#### AIM:
Select all lines with the string "реконструкция" in them, and copy those lines.
++++++++++++++++++++
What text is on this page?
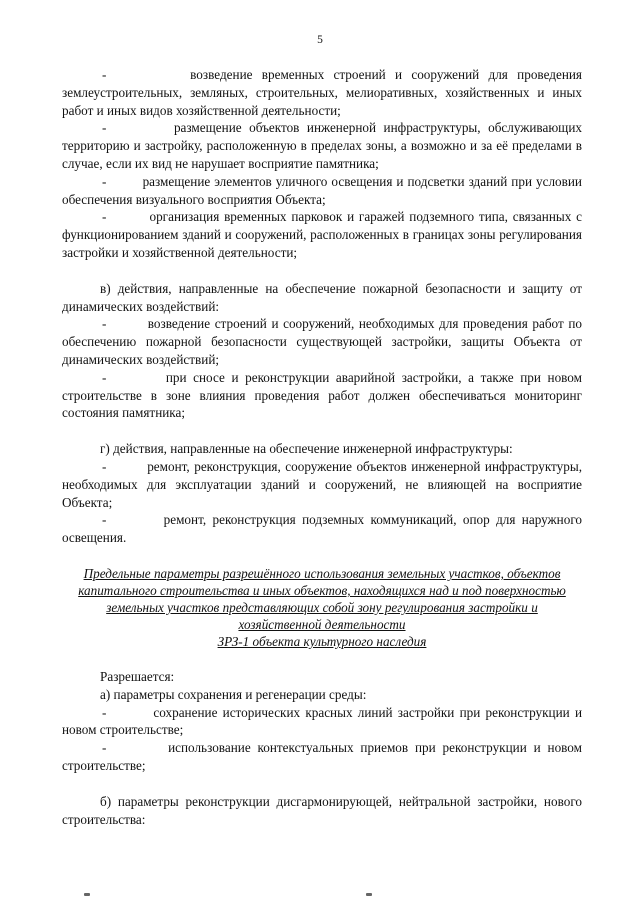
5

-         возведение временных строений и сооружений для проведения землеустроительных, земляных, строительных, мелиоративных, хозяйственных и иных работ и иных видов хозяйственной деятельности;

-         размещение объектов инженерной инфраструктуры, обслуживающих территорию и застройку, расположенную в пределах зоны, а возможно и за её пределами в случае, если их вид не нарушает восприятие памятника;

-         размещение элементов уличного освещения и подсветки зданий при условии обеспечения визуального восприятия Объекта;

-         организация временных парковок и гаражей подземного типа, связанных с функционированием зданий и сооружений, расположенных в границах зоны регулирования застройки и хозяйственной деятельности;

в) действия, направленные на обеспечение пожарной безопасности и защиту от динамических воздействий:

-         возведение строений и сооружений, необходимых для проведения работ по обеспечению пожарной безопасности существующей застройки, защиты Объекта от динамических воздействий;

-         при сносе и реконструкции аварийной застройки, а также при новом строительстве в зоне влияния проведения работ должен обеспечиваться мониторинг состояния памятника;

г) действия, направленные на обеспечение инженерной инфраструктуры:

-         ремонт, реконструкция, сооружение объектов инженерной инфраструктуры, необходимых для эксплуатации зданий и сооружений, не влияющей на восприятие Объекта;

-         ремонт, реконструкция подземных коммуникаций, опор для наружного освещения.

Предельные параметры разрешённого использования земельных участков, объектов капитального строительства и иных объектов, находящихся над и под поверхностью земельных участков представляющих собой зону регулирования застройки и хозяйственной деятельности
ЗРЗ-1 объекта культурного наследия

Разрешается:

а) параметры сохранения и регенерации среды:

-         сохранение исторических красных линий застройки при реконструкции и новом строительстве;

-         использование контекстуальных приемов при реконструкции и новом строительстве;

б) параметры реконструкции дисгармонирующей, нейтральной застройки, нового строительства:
++++++++++++++++++++
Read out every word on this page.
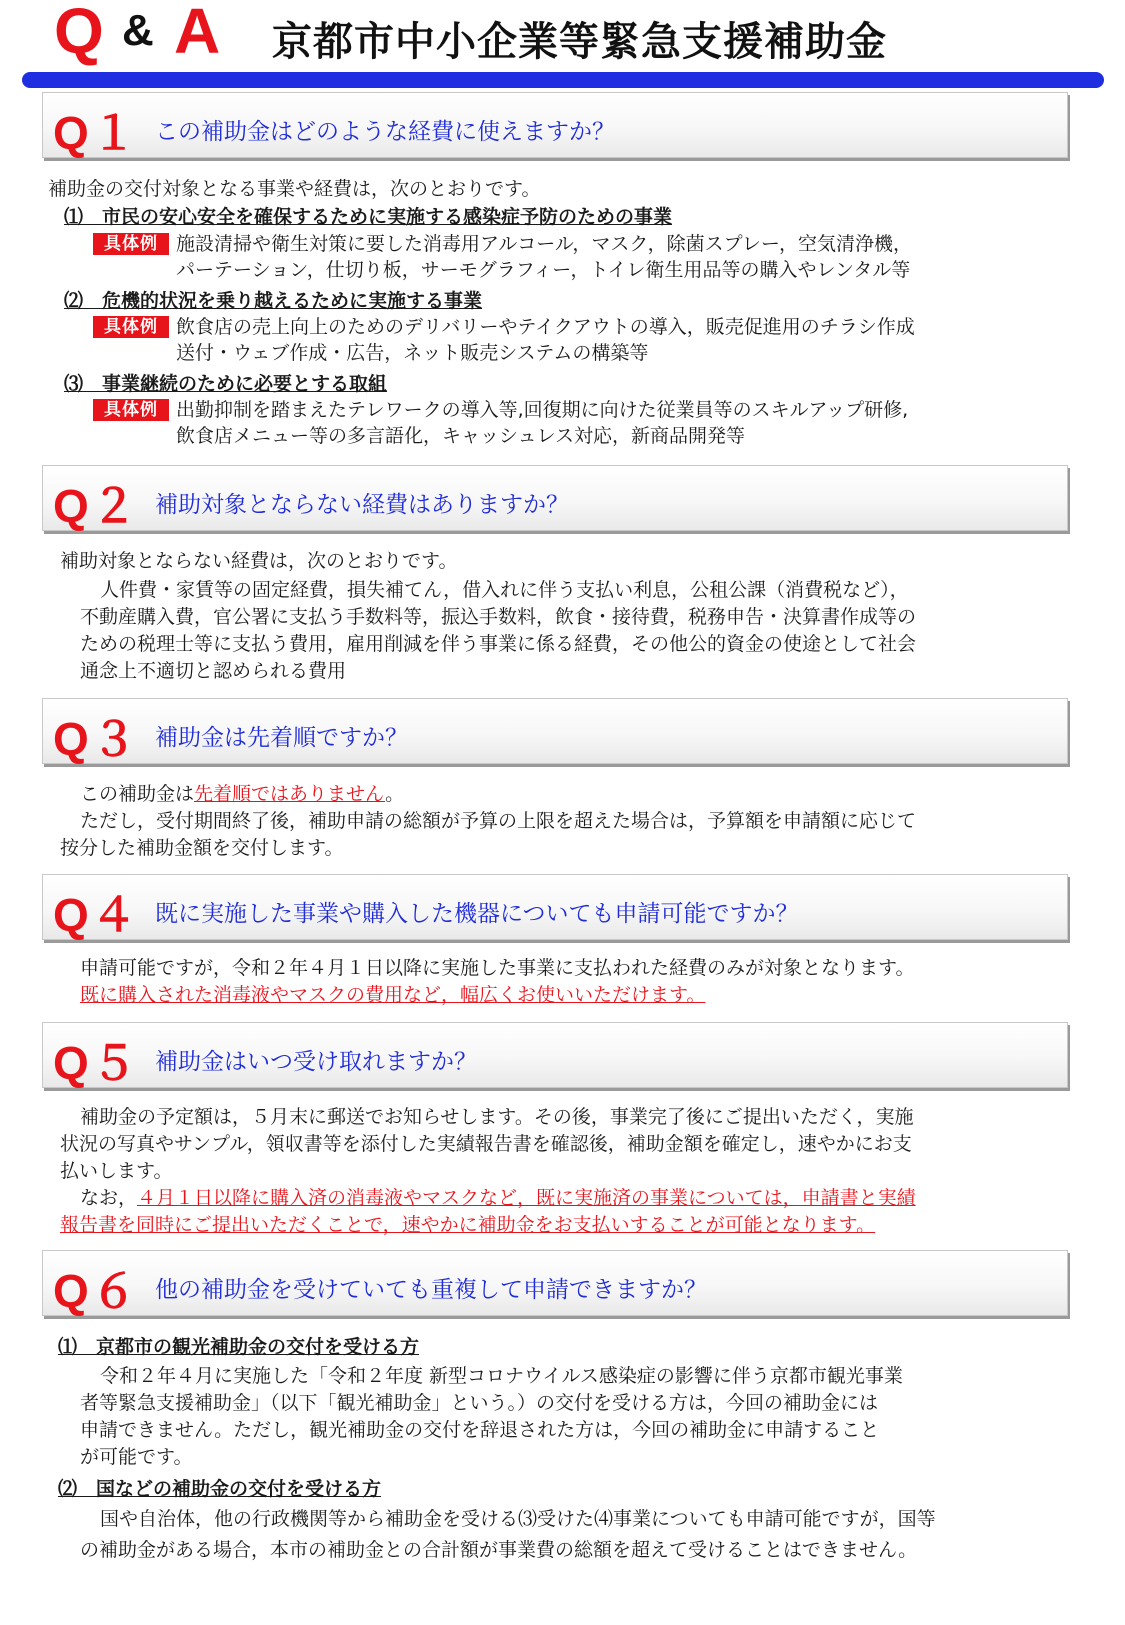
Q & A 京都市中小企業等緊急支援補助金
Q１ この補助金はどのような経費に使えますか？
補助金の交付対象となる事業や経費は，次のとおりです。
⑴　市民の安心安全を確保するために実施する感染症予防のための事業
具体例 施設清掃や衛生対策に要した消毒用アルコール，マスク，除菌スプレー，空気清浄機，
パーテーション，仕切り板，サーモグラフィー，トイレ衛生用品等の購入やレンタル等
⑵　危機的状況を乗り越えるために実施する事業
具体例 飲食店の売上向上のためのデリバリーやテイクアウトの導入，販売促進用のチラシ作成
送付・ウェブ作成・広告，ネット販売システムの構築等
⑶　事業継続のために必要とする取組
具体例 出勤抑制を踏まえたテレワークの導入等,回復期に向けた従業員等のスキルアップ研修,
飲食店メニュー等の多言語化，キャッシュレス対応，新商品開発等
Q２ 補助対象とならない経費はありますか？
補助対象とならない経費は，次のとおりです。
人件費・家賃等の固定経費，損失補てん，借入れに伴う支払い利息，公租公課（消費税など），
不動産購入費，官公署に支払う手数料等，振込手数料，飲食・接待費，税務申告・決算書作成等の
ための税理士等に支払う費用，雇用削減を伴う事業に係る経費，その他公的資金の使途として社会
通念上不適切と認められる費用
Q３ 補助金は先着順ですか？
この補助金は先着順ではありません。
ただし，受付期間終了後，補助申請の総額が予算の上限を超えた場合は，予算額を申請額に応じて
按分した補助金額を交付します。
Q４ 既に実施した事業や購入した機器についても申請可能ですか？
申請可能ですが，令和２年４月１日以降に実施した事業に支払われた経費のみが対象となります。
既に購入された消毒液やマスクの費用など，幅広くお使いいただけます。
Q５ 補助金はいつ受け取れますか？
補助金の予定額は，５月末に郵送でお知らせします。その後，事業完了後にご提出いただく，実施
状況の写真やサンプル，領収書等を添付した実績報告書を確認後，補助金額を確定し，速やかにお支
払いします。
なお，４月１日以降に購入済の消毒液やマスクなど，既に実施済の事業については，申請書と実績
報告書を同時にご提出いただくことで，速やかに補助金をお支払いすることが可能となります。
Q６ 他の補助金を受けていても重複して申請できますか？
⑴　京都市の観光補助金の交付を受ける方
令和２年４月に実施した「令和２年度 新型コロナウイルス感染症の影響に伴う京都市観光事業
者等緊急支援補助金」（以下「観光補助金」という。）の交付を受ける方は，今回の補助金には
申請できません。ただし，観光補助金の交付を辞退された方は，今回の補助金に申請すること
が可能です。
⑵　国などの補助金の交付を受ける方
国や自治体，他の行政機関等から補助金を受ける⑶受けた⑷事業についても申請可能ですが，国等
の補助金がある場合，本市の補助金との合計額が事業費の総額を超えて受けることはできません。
++++++++++++++++++++
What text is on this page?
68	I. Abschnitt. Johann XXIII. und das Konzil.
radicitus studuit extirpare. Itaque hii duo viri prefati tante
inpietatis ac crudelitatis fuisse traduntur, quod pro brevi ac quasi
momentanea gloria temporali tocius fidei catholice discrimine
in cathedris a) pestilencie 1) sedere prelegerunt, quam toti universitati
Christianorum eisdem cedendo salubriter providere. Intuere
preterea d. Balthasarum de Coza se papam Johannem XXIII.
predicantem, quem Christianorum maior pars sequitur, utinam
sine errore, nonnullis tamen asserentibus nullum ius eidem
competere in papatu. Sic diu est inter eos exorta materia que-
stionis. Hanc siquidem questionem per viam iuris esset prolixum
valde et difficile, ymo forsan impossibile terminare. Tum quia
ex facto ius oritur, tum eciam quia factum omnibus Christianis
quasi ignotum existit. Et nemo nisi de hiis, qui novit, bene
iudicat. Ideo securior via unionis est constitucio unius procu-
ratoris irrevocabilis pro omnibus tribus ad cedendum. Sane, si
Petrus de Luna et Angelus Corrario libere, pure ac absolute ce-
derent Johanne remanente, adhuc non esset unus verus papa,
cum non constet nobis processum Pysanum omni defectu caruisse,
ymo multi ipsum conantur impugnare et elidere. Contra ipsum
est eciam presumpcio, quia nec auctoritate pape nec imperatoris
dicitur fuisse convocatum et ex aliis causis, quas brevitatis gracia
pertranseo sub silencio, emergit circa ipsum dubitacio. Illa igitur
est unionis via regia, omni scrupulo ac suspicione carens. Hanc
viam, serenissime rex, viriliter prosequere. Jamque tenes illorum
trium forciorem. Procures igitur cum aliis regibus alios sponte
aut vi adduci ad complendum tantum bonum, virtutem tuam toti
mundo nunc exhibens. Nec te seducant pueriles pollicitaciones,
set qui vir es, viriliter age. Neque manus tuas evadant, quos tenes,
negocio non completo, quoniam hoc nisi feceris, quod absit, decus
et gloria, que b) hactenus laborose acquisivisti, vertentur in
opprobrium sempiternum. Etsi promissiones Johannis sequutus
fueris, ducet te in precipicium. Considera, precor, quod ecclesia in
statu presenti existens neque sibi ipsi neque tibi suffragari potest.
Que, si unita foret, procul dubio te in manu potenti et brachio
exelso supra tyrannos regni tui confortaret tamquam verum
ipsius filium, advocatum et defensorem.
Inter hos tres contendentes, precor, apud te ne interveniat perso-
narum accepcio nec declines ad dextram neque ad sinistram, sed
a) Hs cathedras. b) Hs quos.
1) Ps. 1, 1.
++++++++++++++++++++
#### WRITTEN REPLY:
-         ремонт, реконструкция, сооружение объектов инженерной инфраструктуры, необходимых для эксплуатации зданий и сооружений, не влияющей на восприятие Объекта;
-         ремонт, реконструкция подземных коммуникаций, опор для наружного освещения.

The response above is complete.